(Data records)

____________________

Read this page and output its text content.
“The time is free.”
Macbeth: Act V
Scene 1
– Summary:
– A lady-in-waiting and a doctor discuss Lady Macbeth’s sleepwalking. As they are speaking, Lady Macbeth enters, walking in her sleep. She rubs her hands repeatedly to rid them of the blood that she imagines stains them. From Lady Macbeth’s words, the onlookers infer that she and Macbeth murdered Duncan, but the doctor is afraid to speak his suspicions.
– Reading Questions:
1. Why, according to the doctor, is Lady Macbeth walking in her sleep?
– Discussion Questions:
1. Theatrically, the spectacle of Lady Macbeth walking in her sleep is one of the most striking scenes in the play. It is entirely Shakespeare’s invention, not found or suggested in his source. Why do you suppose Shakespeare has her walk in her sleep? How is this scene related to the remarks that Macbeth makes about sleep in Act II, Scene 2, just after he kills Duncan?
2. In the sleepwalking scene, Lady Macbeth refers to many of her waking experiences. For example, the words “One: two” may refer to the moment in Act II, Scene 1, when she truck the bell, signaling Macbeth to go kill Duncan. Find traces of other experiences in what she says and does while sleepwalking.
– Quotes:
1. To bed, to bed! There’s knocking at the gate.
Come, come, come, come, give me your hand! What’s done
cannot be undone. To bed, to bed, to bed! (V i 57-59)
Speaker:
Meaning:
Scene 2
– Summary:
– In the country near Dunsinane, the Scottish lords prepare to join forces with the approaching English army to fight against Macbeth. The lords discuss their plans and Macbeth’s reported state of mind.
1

____________________

Task to carry out =>
Every line holding "that" should be copied out.

Answer to this exercise =>
– A lady-in-waiting and a doctor discuss Lady Macbeth’s sleepwalking. As they are speaking, Lady Macbeth enters, walking in her sleep. She rubs her hands repeatedly to rid them of the blood that she imagines stains them. From Lady Macbeth’s words, the onlookers infer that she and Macbeth murdered Duncan, but the doctor is afraid to speak his suspicions.
1. Theatrically, the spectacle of Lady Macbeth walking in her sleep is one of the most striking scenes in the play. It is entirely Shakespeare’s invention, not found or suggested in his source. Why do you suppose Shakespeare has her walk in her sleep? How is this scene related to the remarks that Macbeth makes about sleep in Act II, Scene 2, just after he kills Duncan?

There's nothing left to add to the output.